(What the task requires): Could you retype every line of the items below exactly, leaving out the pictures?

Region and label listings:

* * *

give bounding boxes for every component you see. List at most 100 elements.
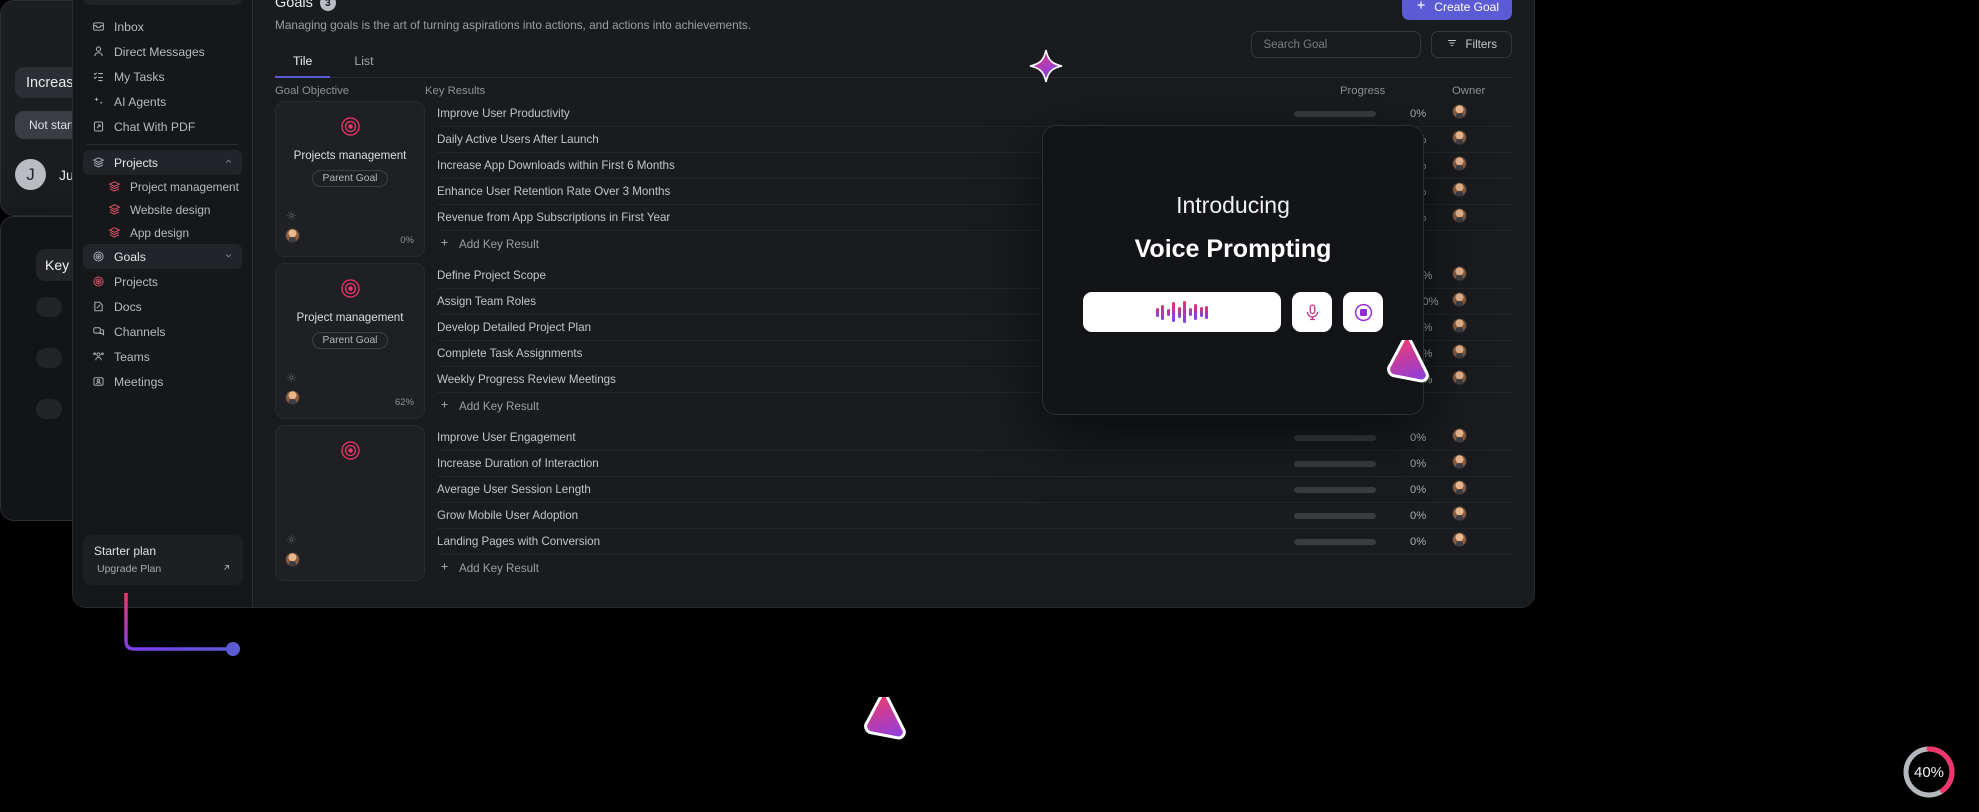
settings-icon[interactable] bbox=[286, 370, 297, 388]
key-result-progress bbox=[1294, 110, 1406, 117]
sidebar-item-projects-group[interactable]: Projects bbox=[83, 150, 242, 175]
key-result-progress bbox=[1294, 434, 1406, 441]
column-goal-objective: Goal Objective bbox=[275, 85, 350, 97]
sidebar-item-meetings[interactable]: Meetings bbox=[83, 369, 242, 394]
key-result-row[interactable]: Grow Mobile User Adoption 0% bbox=[437, 503, 1512, 529]
stop-record-icon[interactable] bbox=[1343, 292, 1383, 332]
progress-bar bbox=[1294, 110, 1376, 117]
sidebar-item-label: AI Agents bbox=[114, 94, 167, 109]
page-title: Goals bbox=[275, 0, 313, 11]
cursor-pointer-icon bbox=[862, 692, 912, 760]
create-goal-button[interactable]: Create Goal bbox=[1402, 0, 1512, 20]
key-result-percent: 0% bbox=[1410, 509, 1427, 522]
sidebar-item-label: Direct Messages bbox=[114, 44, 205, 59]
meetings-icon bbox=[91, 375, 105, 389]
key-result-owner bbox=[1452, 155, 1512, 176]
filter-icon bbox=[1446, 37, 1458, 52]
tab-list[interactable]: List bbox=[336, 48, 391, 77]
sidebar-item-projects[interactable]: Projects bbox=[83, 269, 242, 294]
key-result-percent: 0% bbox=[1410, 457, 1427, 470]
progress-bar bbox=[1294, 512, 1376, 519]
key-result-owner bbox=[1452, 129, 1512, 150]
key-results-column: Improve User Engagement 0% Increase Durati… bbox=[425, 425, 1512, 581]
layers-icon bbox=[91, 156, 105, 170]
key-result-progress bbox=[1294, 512, 1406, 519]
sidebar-item-inbox[interactable]: Inbox bbox=[83, 14, 242, 39]
goal-objective-card[interactable]: Project management Parent Goal 62% bbox=[275, 263, 425, 419]
screen-root: Kroolo Space Inbox Direct Messages M bbox=[0, 0, 1979, 812]
voice-controls-row bbox=[1043, 292, 1423, 332]
voice-prompting-card: Introducing Voice Prompting bbox=[1042, 125, 1424, 415]
upgrade-plan-row[interactable]: Upgrade Plan bbox=[94, 562, 232, 576]
search-input[interactable] bbox=[1251, 31, 1422, 58]
sidebar-item-label: Project management bbox=[130, 179, 239, 194]
add-key-result-button[interactable]: Add Key Result bbox=[437, 555, 1512, 581]
filters-button[interactable]: Filters bbox=[1431, 31, 1512, 58]
goal-percent: 62% bbox=[394, 397, 414, 408]
settings-icon[interactable] bbox=[286, 532, 297, 550]
sidebar-item-label: Channels bbox=[114, 324, 166, 339]
column-key-results: Key Results bbox=[425, 85, 486, 97]
sidebar-item-ai-agents[interactable]: AI Agents bbox=[83, 89, 242, 114]
sidebar-item-direct-messages[interactable]: Direct Messages bbox=[83, 39, 242, 64]
goal-objective-card[interactable]: Projects management Parent Goal 0% bbox=[275, 101, 425, 257]
key-result-row[interactable]: Landing Pages with Conversion 0% bbox=[437, 529, 1512, 555]
sidebar-item-label: App design bbox=[130, 225, 190, 240]
sidebar-item-docs[interactable]: Docs bbox=[83, 294, 242, 319]
parent-goal-badge: Parent Goal bbox=[311, 170, 389, 187]
add-key-result-label: Add Key Result bbox=[459, 399, 539, 413]
key-result-row[interactable]: Increase Duration of Interaction 0% bbox=[437, 451, 1512, 477]
sidebar-item-label: Inbox bbox=[114, 19, 144, 34]
sidebar-item-my-tasks[interactable]: My Tasks bbox=[83, 64, 242, 89]
target-icon bbox=[340, 278, 361, 304]
chevron-up-icon[interactable] bbox=[223, 156, 234, 170]
key-result-owner bbox=[1452, 453, 1512, 474]
skeleton-checkbox bbox=[36, 296, 62, 317]
key-result-owner bbox=[1452, 505, 1512, 526]
plus-icon bbox=[439, 399, 450, 413]
tab-tile[interactable]: Tile bbox=[275, 48, 331, 78]
goal-name: Projects management bbox=[293, 149, 407, 162]
sidebar-item-project-management[interactable]: Project management bbox=[99, 175, 242, 198]
waveform-icon[interactable] bbox=[1083, 292, 1281, 332]
key-result-owner bbox=[1452, 207, 1512, 228]
key-result-progress bbox=[1294, 538, 1406, 545]
key-result-owner bbox=[1452, 531, 1512, 552]
connector-line bbox=[118, 591, 248, 678]
key-result-row[interactable]: Improve User Productivity 0% bbox=[437, 101, 1512, 127]
plus-icon bbox=[1415, 0, 1427, 14]
target-icon bbox=[91, 275, 105, 289]
sidebar-item-app-design[interactable]: App design bbox=[99, 221, 242, 244]
sparkle-icon bbox=[1028, 48, 1064, 89]
sidebar-item-label: Teams bbox=[114, 349, 150, 364]
key-result-name: Grow Mobile User Adoption bbox=[437, 509, 579, 522]
sidebar-item-website-design[interactable]: Website design bbox=[99, 198, 242, 221]
key-result-row[interactable]: Average User Session Length 0% bbox=[437, 477, 1512, 503]
user-icon bbox=[91, 45, 105, 59]
goal-objective-card[interactable] bbox=[275, 425, 425, 581]
target-icon bbox=[340, 440, 361, 466]
settings-icon[interactable] bbox=[286, 208, 297, 226]
microphone-icon[interactable] bbox=[1292, 292, 1332, 332]
key-result-percent: 0% bbox=[1410, 535, 1427, 548]
sidebar-item-teams[interactable]: Teams bbox=[83, 344, 242, 369]
key-result-row[interactable]: Improve User Engagement 0% bbox=[437, 425, 1512, 451]
pdf-icon bbox=[91, 120, 105, 134]
key-result-percent: 0% bbox=[1410, 483, 1427, 496]
add-key-result-label: Add Key Result bbox=[459, 237, 539, 251]
layers-icon bbox=[107, 180, 121, 194]
key-result-owner bbox=[1452, 103, 1512, 124]
key-result-percent: 0% bbox=[1410, 431, 1427, 444]
key-result-owner bbox=[1452, 317, 1512, 338]
chevron-down-icon[interactable] bbox=[223, 250, 234, 264]
key-result-name: Increase Duration of Interaction bbox=[437, 457, 599, 470]
sidebar-item-channels[interactable]: Channels bbox=[83, 319, 242, 344]
avatar bbox=[285, 228, 300, 248]
skeleton-checkbox bbox=[36, 347, 62, 368]
sparkle-icon bbox=[91, 95, 105, 109]
sidebar-item-label: My Tasks bbox=[114, 69, 165, 84]
sidebar-item-goals-group[interactable]: Goals bbox=[83, 244, 242, 269]
plan-card[interactable]: Starter plan Upgrade Plan bbox=[83, 535, 243, 585]
sidebar-item-chat-with-pdf[interactable]: Chat With PDF bbox=[83, 114, 242, 139]
plan-title: Starter plan bbox=[94, 544, 157, 558]
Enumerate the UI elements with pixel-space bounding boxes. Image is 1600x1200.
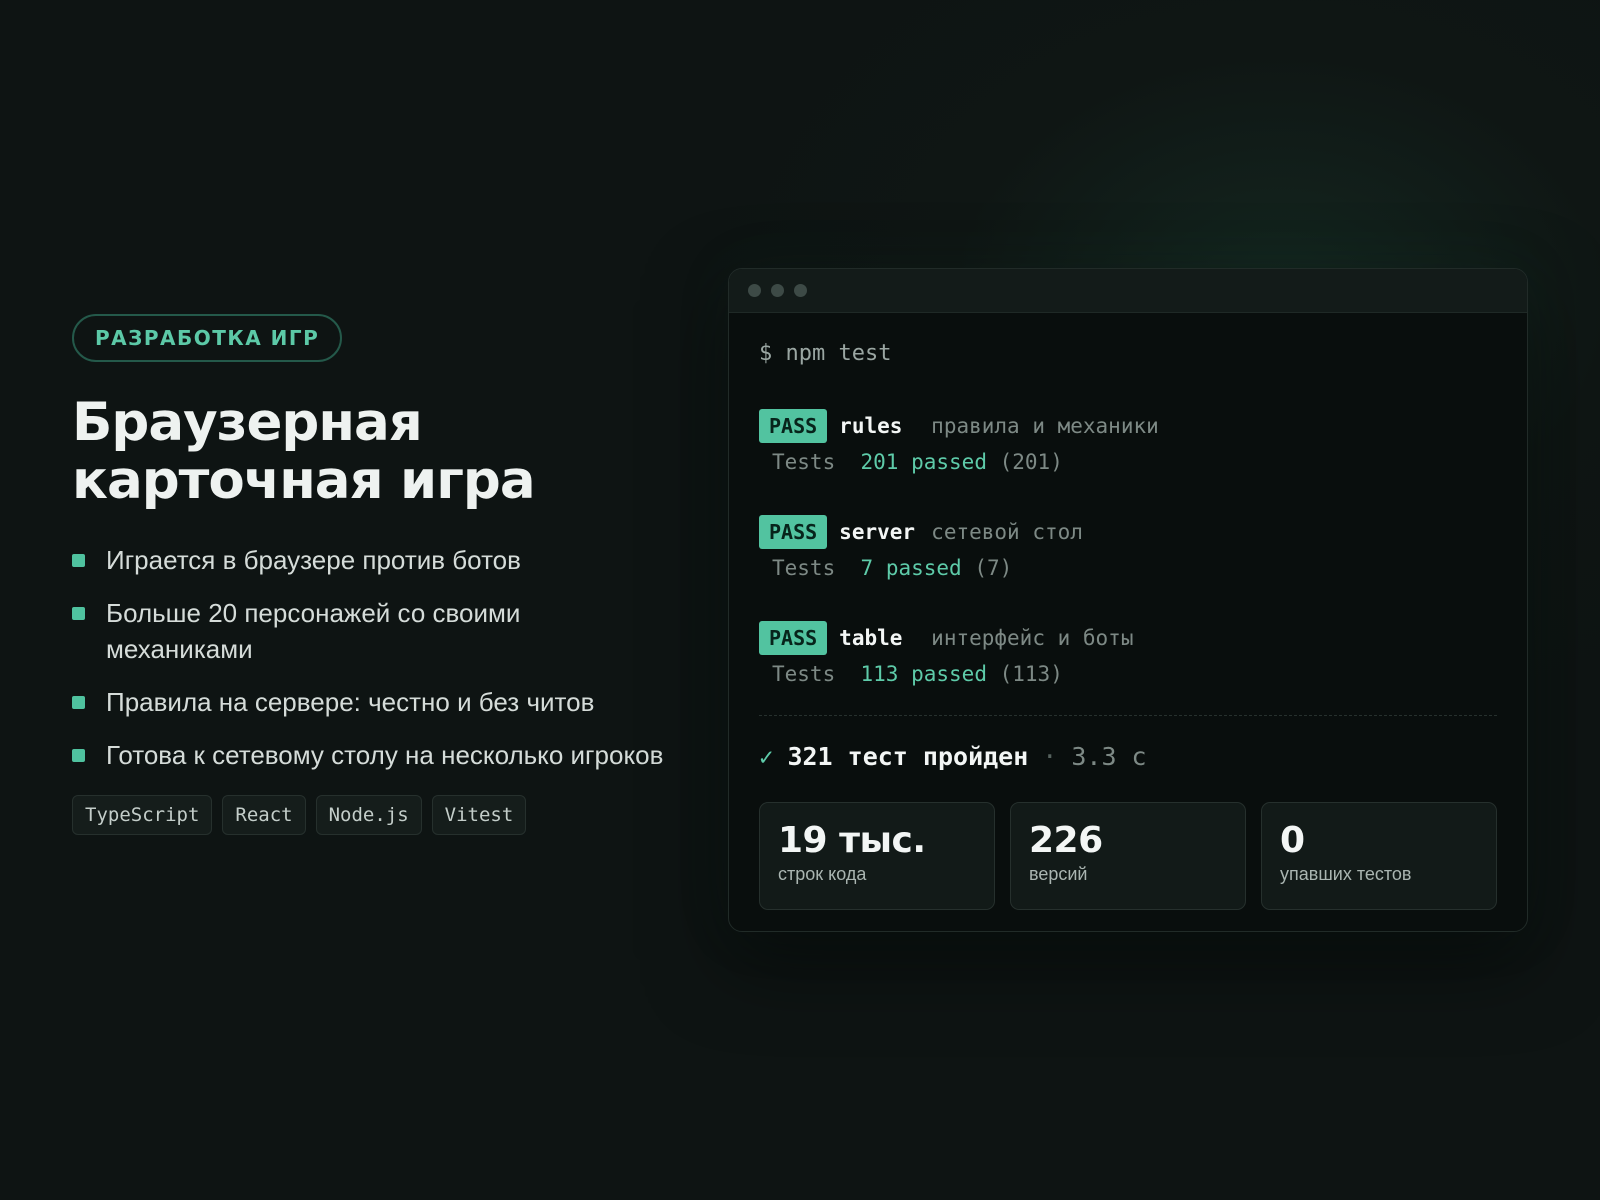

* * *

(Solution):
give bounding boxes for every component you see. List at most 100 elements.
settings-icon[interactable] bbox=[286, 370, 297, 388]
key-result-progress bbox=[1294, 110, 1406, 117]
sidebar-item-projects-group[interactable]: Projects bbox=[83, 150, 242, 175]
key-result-progress bbox=[1294, 434, 1406, 441]
column-goal-objective: Goal Objective bbox=[275, 85, 350, 97]
sidebar-item-meetings[interactable]: Meetings bbox=[83, 369, 242, 394]
key-result-row[interactable]: Grow Mobile User Adoption 0% bbox=[437, 503, 1512, 529]
stop-record-icon[interactable] bbox=[1343, 292, 1383, 332]
progress-bar bbox=[1294, 110, 1376, 117]
sidebar-item-label: AI Agents bbox=[114, 94, 167, 109]
page-title: Goals bbox=[275, 0, 313, 11]
cursor-pointer-icon bbox=[862, 692, 912, 760]
create-goal-button[interactable]: Create Goal bbox=[1402, 0, 1512, 20]
key-result-percent: 0% bbox=[1410, 509, 1427, 522]
sidebar-item-label: Direct Messages bbox=[114, 44, 205, 59]
meetings-icon bbox=[91, 375, 105, 389]
key-result-owner bbox=[1452, 155, 1512, 176]
filter-icon bbox=[1446, 37, 1458, 52]
tab-list[interactable]: List bbox=[336, 48, 391, 77]
sidebar-item-projects[interactable]: Projects bbox=[83, 269, 242, 294]
key-result-percent: 0% bbox=[1410, 457, 1427, 470]
progress-bar bbox=[1294, 512, 1376, 519]
key-result-owner bbox=[1452, 129, 1512, 150]
key-results-column: Improve User Engagement 0% Increase Durati… bbox=[425, 425, 1512, 581]
layers-icon bbox=[91, 156, 105, 170]
key-result-progress bbox=[1294, 512, 1406, 519]
sidebar-item-inbox[interactable]: Inbox bbox=[83, 14, 242, 39]
goal-objective-card[interactable]: Project management Parent Goal 62% bbox=[275, 263, 425, 419]
screen-root: Kroolo Space Inbox Direct Messages M bbox=[0, 0, 1979, 812]
voice-controls-row bbox=[1043, 292, 1423, 332]
voice-prompting-card: Introducing Voice Prompting bbox=[1042, 125, 1424, 415]
upgrade-plan-row[interactable]: Upgrade Plan bbox=[94, 562, 232, 576]
search-input[interactable] bbox=[1251, 31, 1422, 58]
sidebar-item-label: Project management bbox=[130, 179, 239, 194]
add-key-result-button[interactable]: Add Key Result bbox=[437, 555, 1512, 581]
filters-button[interactable]: Filters bbox=[1431, 31, 1512, 58]
goal-percent: 62% bbox=[394, 397, 414, 408]
settings-icon[interactable] bbox=[286, 532, 297, 550]
sidebar-item-label: Channels bbox=[114, 324, 166, 339]
column-key-results: Key Results bbox=[425, 85, 486, 97]
sidebar-item-ai-agents[interactable]: AI Agents bbox=[83, 89, 242, 114]
sidebar-item-direct-messages[interactable]: Direct Messages bbox=[83, 39, 242, 64]
goal-objective-card[interactable]: Projects management Parent Goal 0% bbox=[275, 101, 425, 257]
key-result-row[interactable]: Landing Pages with Conversion 0% bbox=[437, 529, 1512, 555]
sidebar-item-label: App design bbox=[130, 225, 190, 240]
sidebar-item-docs[interactable]: Docs bbox=[83, 294, 242, 319]
parent-goal-badge: Parent Goal bbox=[311, 170, 389, 187]
add-key-result-label: Add Key Result bbox=[459, 399, 539, 413]
key-result-row[interactable]: Increase Duration of Interaction 0% bbox=[437, 451, 1512, 477]
sidebar-item-label: Inbox bbox=[114, 19, 144, 34]
sidebar-item-my-tasks[interactable]: My Tasks bbox=[83, 64, 242, 89]
target-icon bbox=[340, 278, 361, 304]
chevron-up-icon[interactable] bbox=[223, 156, 234, 170]
key-result-owner bbox=[1452, 453, 1512, 474]
skeleton-checkbox bbox=[36, 296, 62, 317]
key-result-owner bbox=[1452, 505, 1512, 526]
plus-icon bbox=[439, 399, 450, 413]
tab-tile[interactable]: Tile bbox=[275, 48, 331, 78]
goal-name: Projects management bbox=[293, 149, 407, 162]
sidebar-item-project-management[interactable]: Project management bbox=[99, 175, 242, 198]
waveform-icon[interactable] bbox=[1083, 292, 1281, 332]
key-result-owner bbox=[1452, 207, 1512, 228]
key-result-progress bbox=[1294, 538, 1406, 545]
key-result-owner bbox=[1452, 531, 1512, 552]
connector-line bbox=[118, 591, 248, 678]
key-result-row[interactable]: Improve User Productivity 0% bbox=[437, 101, 1512, 127]
plus-icon bbox=[1415, 0, 1427, 14]
target-icon bbox=[91, 275, 105, 289]
sidebar-item-app-design[interactable]: App design bbox=[99, 221, 242, 244]
sparkle-icon bbox=[1028, 48, 1064, 89]
sidebar-item-label: Teams bbox=[114, 349, 150, 364]
key-result-name: Grow Mobile User Adoption bbox=[437, 509, 579, 522]
sidebar-item-website-design[interactable]: Website design bbox=[99, 198, 242, 221]
key-result-row[interactable]: Average User Session Length 0% bbox=[437, 477, 1512, 503]
user-icon bbox=[91, 45, 105, 59]
goal-objective-card[interactable] bbox=[275, 425, 425, 581]
target-icon bbox=[340, 440, 361, 466]
settings-icon[interactable] bbox=[286, 208, 297, 226]
microphone-icon[interactable] bbox=[1292, 292, 1332, 332]
key-result-percent: 0% bbox=[1410, 535, 1427, 548]
sidebar-item-teams[interactable]: Teams bbox=[83, 344, 242, 369]
key-result-row[interactable]: Improve User Engagement 0% bbox=[437, 425, 1512, 451]
pdf-icon bbox=[91, 120, 105, 134]
key-result-percent: 0% bbox=[1410, 483, 1427, 496]
add-key-result-label: Add Key Result bbox=[459, 237, 539, 251]
layers-icon bbox=[107, 180, 121, 194]
key-result-owner bbox=[1452, 103, 1512, 124]
key-result-percent: 0% bbox=[1410, 431, 1427, 444]
key-result-owner bbox=[1452, 317, 1512, 338]
chevron-down-icon[interactable] bbox=[223, 250, 234, 264]
key-result-name: Increase Duration of Interaction bbox=[437, 457, 599, 470]
sidebar-item-channels[interactable]: Channels bbox=[83, 319, 242, 344]
avatar bbox=[285, 228, 300, 248]
skeleton-checkbox bbox=[36, 347, 62, 368]
sparkle-icon bbox=[91, 95, 105, 109]
sidebar-item-label: My Tasks bbox=[114, 69, 165, 84]
sidebar-item-goals-group[interactable]: Goals bbox=[83, 244, 242, 269]
plan-card[interactable]: Starter plan Upgrade Plan bbox=[83, 535, 243, 585]
sidebar-item-chat-with-pdf[interactable]: Chat With PDF bbox=[83, 114, 242, 139]
plan-title: Starter plan bbox=[94, 544, 157, 558]
Enumerate the UI elements with pixel-space bounding boxes. Image is 1600x1200.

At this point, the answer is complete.